Exercise description :: In every listing below, replace "bounding box" with "enclosing box" and keep everything else the same. Leave the pictures out of your copy.

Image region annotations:
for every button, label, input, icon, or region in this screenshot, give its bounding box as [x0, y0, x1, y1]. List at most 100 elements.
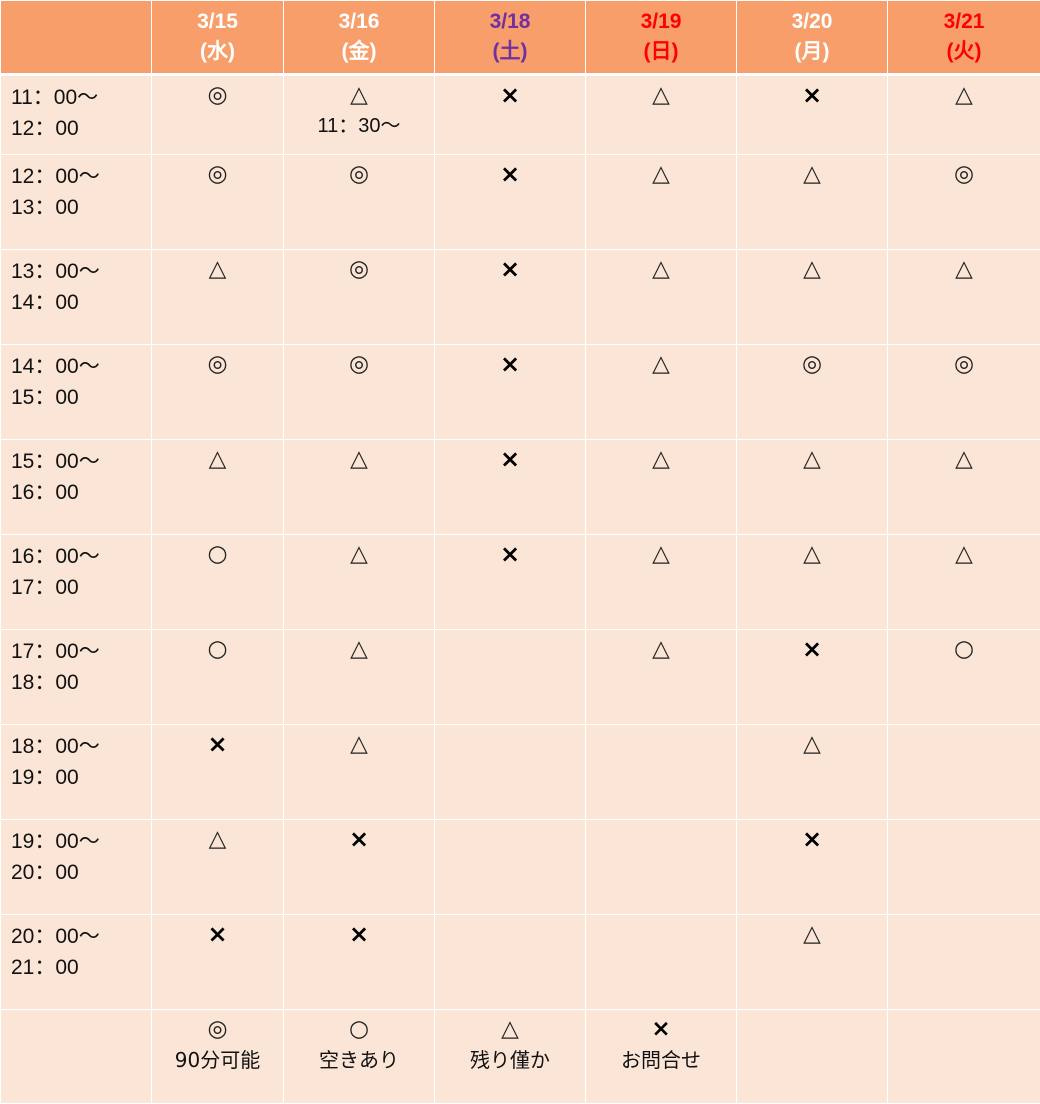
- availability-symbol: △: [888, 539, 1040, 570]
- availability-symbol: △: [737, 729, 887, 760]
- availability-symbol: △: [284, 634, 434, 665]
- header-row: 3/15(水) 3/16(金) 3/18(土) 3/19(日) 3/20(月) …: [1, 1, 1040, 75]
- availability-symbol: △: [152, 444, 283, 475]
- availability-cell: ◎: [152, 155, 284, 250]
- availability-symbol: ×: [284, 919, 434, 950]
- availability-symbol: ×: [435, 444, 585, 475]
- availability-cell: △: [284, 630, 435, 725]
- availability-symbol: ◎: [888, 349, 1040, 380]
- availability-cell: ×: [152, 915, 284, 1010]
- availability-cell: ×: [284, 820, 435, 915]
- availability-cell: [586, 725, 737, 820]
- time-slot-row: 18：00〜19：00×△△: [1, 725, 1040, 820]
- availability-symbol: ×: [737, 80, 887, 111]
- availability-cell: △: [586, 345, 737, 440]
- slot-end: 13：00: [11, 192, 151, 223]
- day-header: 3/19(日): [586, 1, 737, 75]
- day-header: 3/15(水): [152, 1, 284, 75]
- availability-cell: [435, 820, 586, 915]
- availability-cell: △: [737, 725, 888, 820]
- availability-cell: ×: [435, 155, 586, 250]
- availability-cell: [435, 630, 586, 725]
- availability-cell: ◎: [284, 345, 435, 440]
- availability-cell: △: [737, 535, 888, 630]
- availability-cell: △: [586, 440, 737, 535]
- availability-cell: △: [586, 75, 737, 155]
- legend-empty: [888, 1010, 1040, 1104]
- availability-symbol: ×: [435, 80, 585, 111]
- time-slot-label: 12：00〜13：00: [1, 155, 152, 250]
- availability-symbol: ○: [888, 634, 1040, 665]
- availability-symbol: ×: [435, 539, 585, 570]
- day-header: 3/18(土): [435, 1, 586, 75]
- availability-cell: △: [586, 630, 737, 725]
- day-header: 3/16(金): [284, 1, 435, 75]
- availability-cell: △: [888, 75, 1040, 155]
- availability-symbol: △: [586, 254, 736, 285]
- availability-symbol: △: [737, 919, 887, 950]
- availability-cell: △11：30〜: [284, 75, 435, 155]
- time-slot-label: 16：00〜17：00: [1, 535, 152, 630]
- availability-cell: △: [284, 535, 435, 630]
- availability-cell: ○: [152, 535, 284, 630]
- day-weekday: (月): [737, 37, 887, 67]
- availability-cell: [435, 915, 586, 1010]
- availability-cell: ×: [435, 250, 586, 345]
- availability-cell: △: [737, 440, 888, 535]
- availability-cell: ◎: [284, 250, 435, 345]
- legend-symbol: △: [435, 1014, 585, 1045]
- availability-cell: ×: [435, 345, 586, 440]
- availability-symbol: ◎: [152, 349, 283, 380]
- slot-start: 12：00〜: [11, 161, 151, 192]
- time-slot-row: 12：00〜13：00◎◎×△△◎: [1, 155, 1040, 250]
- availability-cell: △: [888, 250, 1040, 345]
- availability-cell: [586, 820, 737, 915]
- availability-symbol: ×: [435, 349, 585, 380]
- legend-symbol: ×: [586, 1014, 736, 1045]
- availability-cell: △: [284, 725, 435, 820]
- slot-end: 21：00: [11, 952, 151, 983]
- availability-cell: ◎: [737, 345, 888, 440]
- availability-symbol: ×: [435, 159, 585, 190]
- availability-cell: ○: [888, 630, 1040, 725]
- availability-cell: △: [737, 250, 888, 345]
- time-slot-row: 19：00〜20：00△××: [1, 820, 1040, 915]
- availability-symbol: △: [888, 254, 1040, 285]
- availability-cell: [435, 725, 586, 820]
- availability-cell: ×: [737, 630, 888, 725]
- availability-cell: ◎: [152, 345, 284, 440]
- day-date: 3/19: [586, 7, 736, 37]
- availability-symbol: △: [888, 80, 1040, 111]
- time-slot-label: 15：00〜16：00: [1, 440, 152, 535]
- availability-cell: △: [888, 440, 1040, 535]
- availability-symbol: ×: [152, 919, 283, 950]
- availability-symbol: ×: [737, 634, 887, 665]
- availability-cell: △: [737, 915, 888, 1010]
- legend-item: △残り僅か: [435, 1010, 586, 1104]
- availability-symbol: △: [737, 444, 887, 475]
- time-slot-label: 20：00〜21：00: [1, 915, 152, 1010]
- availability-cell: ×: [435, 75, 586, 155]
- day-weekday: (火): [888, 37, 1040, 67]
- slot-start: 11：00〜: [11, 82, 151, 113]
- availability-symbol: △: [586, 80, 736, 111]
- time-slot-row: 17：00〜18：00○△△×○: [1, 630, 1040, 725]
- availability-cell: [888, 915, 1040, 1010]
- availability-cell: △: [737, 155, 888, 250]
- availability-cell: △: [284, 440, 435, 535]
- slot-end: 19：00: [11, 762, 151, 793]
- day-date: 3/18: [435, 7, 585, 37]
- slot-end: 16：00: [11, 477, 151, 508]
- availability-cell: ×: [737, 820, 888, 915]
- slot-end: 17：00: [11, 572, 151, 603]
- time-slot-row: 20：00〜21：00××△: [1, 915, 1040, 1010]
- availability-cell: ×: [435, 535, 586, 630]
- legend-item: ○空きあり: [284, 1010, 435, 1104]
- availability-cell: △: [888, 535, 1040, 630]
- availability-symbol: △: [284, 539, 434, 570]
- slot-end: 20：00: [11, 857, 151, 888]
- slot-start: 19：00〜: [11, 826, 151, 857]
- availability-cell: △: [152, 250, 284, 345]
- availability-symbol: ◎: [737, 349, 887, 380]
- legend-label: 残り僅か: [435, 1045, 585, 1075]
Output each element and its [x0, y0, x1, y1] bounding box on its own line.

Solution to this problem ::
for every button, label, input, icon, or region in this screenshot, give its enclosing box as [x0, y0, x1, y1]. List at most 100 elements.
- availability-symbol: △: [888, 539, 1040, 570]
- availability-symbol: △: [737, 729, 887, 760]
- availability-symbol: △: [284, 634, 434, 665]
- header-row: 3/15(水) 3/16(金) 3/18(土) 3/19(日) 3/20(月) …: [1, 1, 1040, 75]
- availability-symbol: △: [152, 444, 283, 475]
- availability-cell: ◎: [152, 155, 284, 250]
- availability-symbol: ×: [284, 919, 434, 950]
- availability-symbol: ×: [435, 444, 585, 475]
- availability-cell: △: [284, 630, 435, 725]
- availability-symbol: ◎: [888, 349, 1040, 380]
- availability-cell: ×: [152, 915, 284, 1010]
- availability-cell: ×: [284, 820, 435, 915]
- availability-cell: [586, 725, 737, 820]
- time-slot-row: 18：00〜19：00×△△: [1, 725, 1040, 820]
- availability-symbol: ×: [737, 80, 887, 111]
- availability-cell: △: [586, 345, 737, 440]
- slot-end: 13：00: [11, 192, 151, 223]
- day-header: 3/19(日): [586, 1, 737, 75]
- day-header: 3/15(水): [152, 1, 284, 75]
- availability-cell: [435, 820, 586, 915]
- availability-cell: △: [737, 725, 888, 820]
- availability-cell: ×: [435, 155, 586, 250]
- availability-cell: [435, 630, 586, 725]
- availability-cell: ◎: [284, 345, 435, 440]
- availability-cell: △: [737, 535, 888, 630]
- availability-cell: △: [586, 440, 737, 535]
- availability-cell: △: [586, 75, 737, 155]
- legend-empty: [888, 1010, 1040, 1104]
- availability-symbol: ×: [435, 80, 585, 111]
- time-slot-label: 12：00〜13：00: [1, 155, 152, 250]
- availability-symbol: ○: [888, 634, 1040, 665]
- availability-symbol: ×: [435, 539, 585, 570]
- day-header: 3/18(土): [435, 1, 586, 75]
- availability-cell: △: [586, 630, 737, 725]
- day-header: 3/16(金): [284, 1, 435, 75]
- availability-cell: △: [888, 75, 1040, 155]
- availability-symbol: △: [586, 254, 736, 285]
- availability-symbol: △: [737, 919, 887, 950]
- availability-cell: △11：30〜: [284, 75, 435, 155]
- time-slot-label: 16：00〜17：00: [1, 535, 152, 630]
- availability-cell: △: [284, 535, 435, 630]
- availability-cell: ○: [152, 535, 284, 630]
- day-weekday: (月): [737, 37, 887, 67]
- availability-cell: [435, 915, 586, 1010]
- availability-cell: ×: [435, 250, 586, 345]
- availability-cell: △: [737, 440, 888, 535]
- availability-cell: ◎: [284, 250, 435, 345]
- legend-symbol: △: [435, 1014, 585, 1045]
- availability-cell: ×: [435, 345, 586, 440]
- availability-symbol: ◎: [152, 349, 283, 380]
- slot-start: 12：00〜: [11, 161, 151, 192]
- time-slot-row: 12：00〜13：00◎◎×△△◎: [1, 155, 1040, 250]
- availability-cell: △: [888, 250, 1040, 345]
- availability-cell: [586, 820, 737, 915]
- availability-symbol: ×: [435, 349, 585, 380]
- legend-symbol: ×: [586, 1014, 736, 1045]
- availability-cell: △: [284, 725, 435, 820]
- slot-end: 21：00: [11, 952, 151, 983]
- availability-cell: ◎: [737, 345, 888, 440]
- availability-symbol: ×: [435, 159, 585, 190]
- availability-cell: ○: [888, 630, 1040, 725]
- availability-cell: △: [737, 250, 888, 345]
- time-slot-row: 19：00〜20：00△××: [1, 820, 1040, 915]
- availability-symbol: △: [888, 254, 1040, 285]
- availability-cell: [435, 725, 586, 820]
- availability-cell: ×: [737, 630, 888, 725]
- availability-cell: ◎: [152, 345, 284, 440]
- day-date: 3/19: [586, 7, 736, 37]
- availability-symbol: △: [888, 80, 1040, 111]
- time-slot-label: 15：00〜16：00: [1, 440, 152, 535]
- availability-cell: △: [888, 440, 1040, 535]
- availability-symbol: ×: [152, 919, 283, 950]
- availability-symbol: ×: [737, 634, 887, 665]
- availability-cell: △: [737, 915, 888, 1010]
- legend-item: △残り僅か: [435, 1010, 586, 1104]
- availability-symbol: △: [737, 444, 887, 475]
- time-slot-label: 20：00〜21：00: [1, 915, 152, 1010]
- availability-cell: ×: [435, 75, 586, 155]
- day-weekday: (火): [888, 37, 1040, 67]
- slot-start: 11：00〜: [11, 82, 151, 113]
- availability-symbol: △: [586, 80, 736, 111]
- time-slot-row: 17：00〜18：00○△△×○: [1, 630, 1040, 725]
- availability-cell: [888, 915, 1040, 1010]
- availability-cell: △: [737, 155, 888, 250]
- availability-cell: △: [284, 440, 435, 535]
- slot-end: 19：00: [11, 762, 151, 793]
- day-date: 3/18: [435, 7, 585, 37]
- slot-end: 16：00: [11, 477, 151, 508]
- availability-cell: ×: [737, 820, 888, 915]
- slot-end: 17：00: [11, 572, 151, 603]
- time-slot-row: 20：00〜21：00××△: [1, 915, 1040, 1010]
- availability-cell: ×: [435, 535, 586, 630]
- legend-item: ○空きあり: [284, 1010, 435, 1104]
- availability-cell: △: [888, 535, 1040, 630]
- availability-symbol: △: [284, 539, 434, 570]
- slot-end: 20：00: [11, 857, 151, 888]
- slot-start: 19：00〜: [11, 826, 151, 857]
- availability-cell: △: [152, 250, 284, 345]
- availability-symbol: ◎: [737, 349, 887, 380]
- legend-label: 残り僅か: [435, 1045, 585, 1075]
Output each element and its [x0, y0, x1, y1] enclosing box on its own line.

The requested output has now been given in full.